_Supplied data_

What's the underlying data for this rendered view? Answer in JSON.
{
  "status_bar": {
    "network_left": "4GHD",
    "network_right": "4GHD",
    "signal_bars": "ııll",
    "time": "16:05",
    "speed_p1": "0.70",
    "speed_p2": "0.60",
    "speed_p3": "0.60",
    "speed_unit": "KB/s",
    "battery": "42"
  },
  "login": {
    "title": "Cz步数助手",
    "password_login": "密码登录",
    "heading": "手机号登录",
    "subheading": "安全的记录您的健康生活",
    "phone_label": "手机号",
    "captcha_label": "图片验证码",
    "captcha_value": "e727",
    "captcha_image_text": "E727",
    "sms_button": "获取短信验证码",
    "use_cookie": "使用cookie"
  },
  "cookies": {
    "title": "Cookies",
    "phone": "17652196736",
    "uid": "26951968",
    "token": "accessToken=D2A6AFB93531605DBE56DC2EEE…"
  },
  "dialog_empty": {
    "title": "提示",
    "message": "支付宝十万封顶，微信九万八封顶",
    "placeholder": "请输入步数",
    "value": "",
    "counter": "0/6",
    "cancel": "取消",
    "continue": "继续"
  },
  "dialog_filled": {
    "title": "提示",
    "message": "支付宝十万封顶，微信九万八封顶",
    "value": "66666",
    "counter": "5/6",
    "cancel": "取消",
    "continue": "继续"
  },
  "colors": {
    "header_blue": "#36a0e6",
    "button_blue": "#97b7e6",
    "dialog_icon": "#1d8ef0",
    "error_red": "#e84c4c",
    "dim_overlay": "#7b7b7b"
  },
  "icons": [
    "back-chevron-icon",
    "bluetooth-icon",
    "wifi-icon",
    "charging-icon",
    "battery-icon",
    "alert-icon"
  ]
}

_What is asked_
Extract every record and return it verbatim.

_Exercise solution_
What's the underlying data for this rendered view? Answer in JSON.
{
  "status_bar": {
    "network_left": "4GHD",
    "network_right": "4GHD",
    "signal_bars": "ııll",
    "time": "16:05",
    "speed_p1": "0.70",
    "speed_p2": "0.60",
    "speed_p3": "0.60",
    "speed_unit": "KB/s",
    "battery": "42"
  },
  "login": {
    "title": "Cz步数助手",
    "password_login": "密码登录",
    "heading": "手机号登录",
    "subheading": "安全的记录您的健康生活",
    "phone_label": "手机号",
    "captcha_label": "图片验证码",
    "captcha_value": "e727",
    "captcha_image_text": "E727",
    "sms_button": "获取短信验证码",
    "use_cookie": "使用cookie"
  },
  "cookies": {
    "title": "Cookies",
    "phone": "17652196736",
    "uid": "26951968",
    "token": "accessToken=D2A6AFB93531605DBE56DC2EEE…"
  },
  "dialog_empty": {
    "title": "提示",
    "message": "支付宝十万封顶，微信九万八封顶",
    "placeholder": "请输入步数",
    "value": "",
    "counter": "0/6",
    "cancel": "取消",
    "continue": "继续"
  },
  "dialog_filled": {
    "title": "提示",
    "message": "支付宝十万封顶，微信九万八封顶",
    "value": "66666",
    "counter": "5/6",
    "cancel": "取消",
    "continue": "继续"
  },
  "colors": {
    "header_blue": "#36a0e6",
    "button_blue": "#97b7e6",
    "dialog_icon": "#1d8ef0",
    "error_red": "#e84c4c",
    "dim_overlay": "#7b7b7b"
  },
  "icons": [
    "back-chevron-icon",
    "bluetooth-icon",
    "wifi-icon",
    "charging-icon",
    "battery-icon",
    "alert-icon"
  ]
}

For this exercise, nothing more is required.